##### DATA PROVIDED
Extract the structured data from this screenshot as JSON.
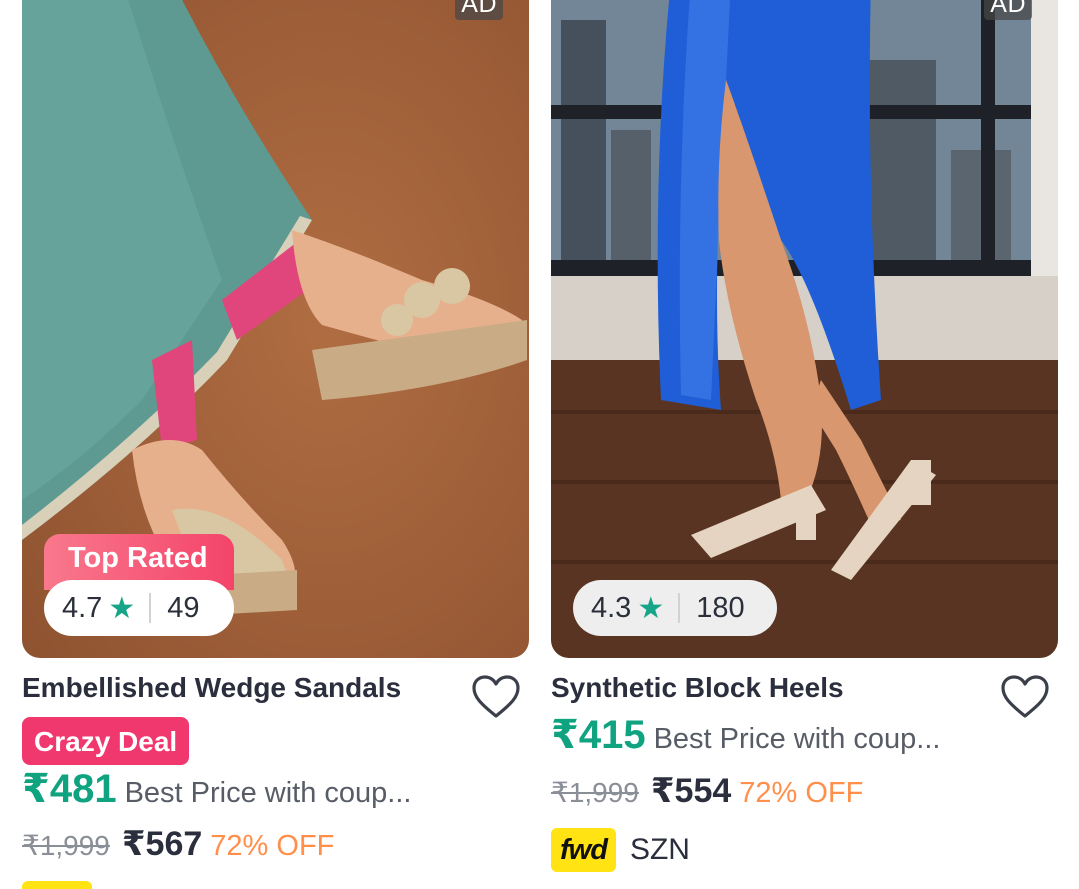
{
  "products": [
    {
      "ad_label": "AD",
      "top_rated_label": "Top Rated",
      "rating": "4.7",
      "rating_count": "49",
      "title": "Embellished Wedge Sandals",
      "deal_badge": "Crazy Deal",
      "best_price": "₹481",
      "coupon_text": "Best Price with coup...",
      "mrp": "₹1,999",
      "sale_price": "₹567",
      "discount": "72% OFF",
      "image_icon": "product-photo-wedge-sandals"
    },
    {
      "ad_label": "AD",
      "rating": "4.3",
      "rating_count": "180",
      "title": "Synthetic Block Heels",
      "best_price": "₹415",
      "coupon_text": "Best Price with coup...",
      "mrp": "₹1,999",
      "sale_price": "₹554",
      "discount": "72% OFF",
      "brand_badge": "fwd",
      "brand_name": "SZN",
      "image_icon": "product-photo-block-heels"
    }
  ],
  "colors": {
    "price_green": "#10a37f",
    "discount_orange": "#ff8f4a",
    "crazy_deal_pink": "#f0386f",
    "fwd_yellow": "#ffe313",
    "star_teal": "#17a589"
  }
}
##########
### TO DO
From the listing above, print every entry precisely and drop the pictures.

### RIGHT ANSWER
Extract the structured data from this screenshot as JSON.
{
  "products": [
    {
      "ad_label": "AD",
      "top_rated_label": "Top Rated",
      "rating": "4.7",
      "rating_count": "49",
      "title": "Embellished Wedge Sandals",
      "deal_badge": "Crazy Deal",
      "best_price": "₹481",
      "coupon_text": "Best Price with coup...",
      "mrp": "₹1,999",
      "sale_price": "₹567",
      "discount": "72% OFF",
      "image_icon": "product-photo-wedge-sandals"
    },
    {
      "ad_label": "AD",
      "rating": "4.3",
      "rating_count": "180",
      "title": "Synthetic Block Heels",
      "best_price": "₹415",
      "coupon_text": "Best Price with coup...",
      "mrp": "₹1,999",
      "sale_price": "₹554",
      "discount": "72% OFF",
      "brand_badge": "fwd",
      "brand_name": "SZN",
      "image_icon": "product-photo-block-heels"
    }
  ],
  "colors": {
    "price_green": "#10a37f",
    "discount_orange": "#ff8f4a",
    "crazy_deal_pink": "#f0386f",
    "fwd_yellow": "#ffe313",
    "star_teal": "#17a589"
  }
}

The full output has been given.